» THE REQUEST
Copy out the entries below in full and exactly.

Dataset items
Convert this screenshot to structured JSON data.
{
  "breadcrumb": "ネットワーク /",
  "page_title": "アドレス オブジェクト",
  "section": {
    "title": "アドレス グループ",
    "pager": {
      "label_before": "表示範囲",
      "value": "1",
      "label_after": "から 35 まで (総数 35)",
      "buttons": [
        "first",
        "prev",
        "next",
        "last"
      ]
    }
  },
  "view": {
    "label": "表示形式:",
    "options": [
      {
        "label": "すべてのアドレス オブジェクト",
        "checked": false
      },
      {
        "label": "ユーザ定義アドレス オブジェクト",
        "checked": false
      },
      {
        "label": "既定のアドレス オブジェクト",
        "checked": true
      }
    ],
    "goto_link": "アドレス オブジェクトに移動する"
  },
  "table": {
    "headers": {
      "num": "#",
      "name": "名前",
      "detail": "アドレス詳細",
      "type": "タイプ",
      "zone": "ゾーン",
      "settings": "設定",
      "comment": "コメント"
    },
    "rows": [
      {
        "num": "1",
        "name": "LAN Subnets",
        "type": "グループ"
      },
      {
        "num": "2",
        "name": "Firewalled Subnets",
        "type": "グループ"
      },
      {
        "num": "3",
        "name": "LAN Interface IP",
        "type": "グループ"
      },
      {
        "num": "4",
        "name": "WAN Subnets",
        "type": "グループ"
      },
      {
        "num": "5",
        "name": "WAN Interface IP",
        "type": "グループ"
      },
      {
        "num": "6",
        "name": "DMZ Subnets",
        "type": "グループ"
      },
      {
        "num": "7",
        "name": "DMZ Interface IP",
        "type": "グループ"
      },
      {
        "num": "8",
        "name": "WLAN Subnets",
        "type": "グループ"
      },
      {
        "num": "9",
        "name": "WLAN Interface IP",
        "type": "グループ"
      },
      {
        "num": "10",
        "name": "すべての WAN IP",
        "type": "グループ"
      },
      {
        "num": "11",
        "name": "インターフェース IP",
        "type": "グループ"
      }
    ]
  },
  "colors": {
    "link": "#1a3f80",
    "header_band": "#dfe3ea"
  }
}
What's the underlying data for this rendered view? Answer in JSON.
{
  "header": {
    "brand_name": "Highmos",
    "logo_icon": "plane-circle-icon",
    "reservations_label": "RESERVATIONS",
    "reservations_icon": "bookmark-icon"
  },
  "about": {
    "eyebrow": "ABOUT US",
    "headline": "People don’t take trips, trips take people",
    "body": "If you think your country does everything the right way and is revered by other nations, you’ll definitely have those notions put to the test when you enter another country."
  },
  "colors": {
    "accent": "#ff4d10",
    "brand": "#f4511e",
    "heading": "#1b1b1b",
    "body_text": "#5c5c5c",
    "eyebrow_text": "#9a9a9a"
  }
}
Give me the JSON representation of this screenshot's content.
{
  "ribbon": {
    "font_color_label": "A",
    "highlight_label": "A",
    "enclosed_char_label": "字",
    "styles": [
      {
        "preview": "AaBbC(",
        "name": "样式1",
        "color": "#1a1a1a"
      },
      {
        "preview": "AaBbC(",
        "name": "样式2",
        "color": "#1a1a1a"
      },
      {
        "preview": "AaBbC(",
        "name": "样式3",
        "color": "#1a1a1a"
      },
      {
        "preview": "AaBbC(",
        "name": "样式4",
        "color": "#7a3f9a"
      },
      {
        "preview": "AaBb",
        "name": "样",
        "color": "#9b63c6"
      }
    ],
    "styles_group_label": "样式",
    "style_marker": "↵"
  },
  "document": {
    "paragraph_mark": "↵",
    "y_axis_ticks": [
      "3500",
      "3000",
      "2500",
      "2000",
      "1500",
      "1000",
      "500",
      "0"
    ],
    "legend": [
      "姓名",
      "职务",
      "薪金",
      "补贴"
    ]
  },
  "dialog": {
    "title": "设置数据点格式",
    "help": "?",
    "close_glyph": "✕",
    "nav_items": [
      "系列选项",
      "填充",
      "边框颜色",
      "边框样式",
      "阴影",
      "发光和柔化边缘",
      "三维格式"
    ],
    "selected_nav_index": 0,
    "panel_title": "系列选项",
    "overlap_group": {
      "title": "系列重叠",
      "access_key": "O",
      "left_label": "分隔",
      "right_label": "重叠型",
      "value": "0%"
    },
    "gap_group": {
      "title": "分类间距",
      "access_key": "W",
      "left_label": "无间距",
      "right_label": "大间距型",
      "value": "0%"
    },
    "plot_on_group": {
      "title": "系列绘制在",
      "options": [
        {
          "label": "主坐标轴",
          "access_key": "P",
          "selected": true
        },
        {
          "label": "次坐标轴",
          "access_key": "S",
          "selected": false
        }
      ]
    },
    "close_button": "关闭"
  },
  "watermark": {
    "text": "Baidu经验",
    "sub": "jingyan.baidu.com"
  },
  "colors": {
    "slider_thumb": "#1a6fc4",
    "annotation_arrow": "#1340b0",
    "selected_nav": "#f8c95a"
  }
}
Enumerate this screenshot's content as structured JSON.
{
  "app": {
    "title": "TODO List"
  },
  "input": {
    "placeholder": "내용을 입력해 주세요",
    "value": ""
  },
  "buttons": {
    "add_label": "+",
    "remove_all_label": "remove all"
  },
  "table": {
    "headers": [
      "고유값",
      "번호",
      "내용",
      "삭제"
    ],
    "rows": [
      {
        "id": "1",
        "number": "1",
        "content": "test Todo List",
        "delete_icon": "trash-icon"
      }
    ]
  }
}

» WRITTEN SOLUTION
Convert this screenshot to structured JSON data.
{
  "breadcrumb": "ネットワーク /",
  "page_title": "アドレス オブジェクト",
  "section": {
    "title": "アドレス グループ",
    "pager": {
      "label_before": "表示範囲",
      "value": "1",
      "label_after": "から 35 まで (総数 35)",
      "buttons": [
        "first",
        "prev",
        "next",
        "last"
      ]
    }
  },
  "view": {
    "label": "表示形式:",
    "options": [
      {
        "label": "すべてのアドレス オブジェクト",
        "checked": false
      },
      {
        "label": "ユーザ定義アドレス オブジェクト",
        "checked": false
      },
      {
        "label": "既定のアドレス オブジェクト",
        "checked": true
      }
    ],
    "goto_link": "アドレス オブジェクトに移動する"
  },
  "table": {
    "headers": {
      "num": "#",
      "name": "名前",
      "detail": "アドレス詳細",
      "type": "タイプ",
      "zone": "ゾーン",
      "settings": "設定",
      "comment": "コメント"
    },
    "rows": [
      {
        "num": "1",
        "name": "LAN Subnets",
        "type": "グループ"
      },
      {
        "num": "2",
        "name": "Firewalled Subnets",
        "type": "グループ"
      },
      {
        "num": "3",
        "name": "LAN Interface IP",
        "type": "グループ"
      },
      {
        "num": "4",
        "name": "WAN Subnets",
        "type": "グループ"
      },
      {
        "num": "5",
        "name": "WAN Interface IP",
        "type": "グループ"
      },
      {
        "num": "6",
        "name": "DMZ Subnets",
        "type": "グループ"
      },
      {
        "num": "7",
        "name": "DMZ Interface IP",
        "type": "グループ"
      },
      {
        "num": "8",
        "name": "WLAN Subnets",
        "type": "グループ"
      },
      {
        "num": "9",
        "name": "WLAN Interface IP",
        "type": "グループ"
      },
      {
        "num": "10",
        "name": "すべての WAN IP",
        "type": "グループ"
      },
      {
        "num": "11",
        "name": "インターフェース IP",
        "type": "グループ"
      }
    ]
  },
  "colors": {
    "link": "#1a3f80",
    "header_band": "#dfe3ea"
  }
}
What's the underlying data for this rendered view? Answer in JSON.
{
  "header": {
    "brand_name": "Highmos",
    "logo_icon": "plane-circle-icon",
    "reservations_label": "RESERVATIONS",
    "reservations_icon": "bookmark-icon"
  },
  "about": {
    "eyebrow": "ABOUT US",
    "headline": "People don’t take trips, trips take people",
    "body": "If you think your country does everything the right way and is revered by other nations, you’ll definitely have those notions put to the test when you enter another country."
  },
  "colors": {
    "accent": "#ff4d10",
    "brand": "#f4511e",
    "heading": "#1b1b1b",
    "body_text": "#5c5c5c",
    "eyebrow_text": "#9a9a9a"
  }
}
Give me the JSON representation of this screenshot's content.
{
  "ribbon": {
    "font_color_label": "A",
    "highlight_label": "A",
    "enclosed_char_label": "字",
    "styles": [
      {
        "preview": "AaBbC(",
        "name": "样式1",
        "color": "#1a1a1a"
      },
      {
        "preview": "AaBbC(",
        "name": "样式2",
        "color": "#1a1a1a"
      },
      {
        "preview": "AaBbC(",
        "name": "样式3",
        "color": "#1a1a1a"
      },
      {
        "preview": "AaBbC(",
        "name": "样式4",
        "color": "#7a3f9a"
      },
      {
        "preview": "AaBb",
        "name": "样",
        "color": "#9b63c6"
      }
    ],
    "styles_group_label": "样式",
    "style_marker": "↵"
  },
  "document": {
    "paragraph_mark": "↵",
    "y_axis_ticks": [
      "3500",
      "3000",
      "2500",
      "2000",
      "1500",
      "1000",
      "500",
      "0"
    ],
    "legend": [
      "姓名",
      "职务",
      "薪金",
      "补贴"
    ]
  },
  "dialog": {
    "title": "设置数据点格式",
    "help": "?",
    "close_glyph": "✕",
    "nav_items": [
      "系列选项",
      "填充",
      "边框颜色",
      "边框样式",
      "阴影",
      "发光和柔化边缘",
      "三维格式"
    ],
    "selected_nav_index": 0,
    "panel_title": "系列选项",
    "overlap_group": {
      "title": "系列重叠",
      "access_key": "O",
      "left_label": "分隔",
      "right_label": "重叠型",
      "value": "0%"
    },
    "gap_group": {
      "title": "分类间距",
      "access_key": "W",
      "left_label": "无间距",
      "right_label": "大间距型",
      "value": "0%"
    },
    "plot_on_group": {
      "title": "系列绘制在",
      "options": [
        {
          "label": "主坐标轴",
          "access_key": "P",
          "selected": true
        },
        {
          "label": "次坐标轴",
          "access_key": "S",
          "selected": false
        }
      ]
    },
    "close_button": "关闭"
  },
  "watermark": {
    "text": "Baidu经验",
    "sub": "jingyan.baidu.com"
  },
  "colors": {
    "slider_thumb": "#1a6fc4",
    "annotation_arrow": "#1340b0",
    "selected_nav": "#f8c95a"
  }
}
Enumerate this screenshot's content as structured JSON.
{
  "app": {
    "title": "TODO List"
  },
  "input": {
    "placeholder": "내용을 입력해 주세요",
    "value": ""
  },
  "buttons": {
    "add_label": "+",
    "remove_all_label": "remove all"
  },
  "table": {
    "headers": [
      "고유값",
      "번호",
      "내용",
      "삭제"
    ],
    "rows": [
      {
        "id": "1",
        "number": "1",
        "content": "test Todo List",
        "delete_icon": "trash-icon"
      }
    ]
  }
}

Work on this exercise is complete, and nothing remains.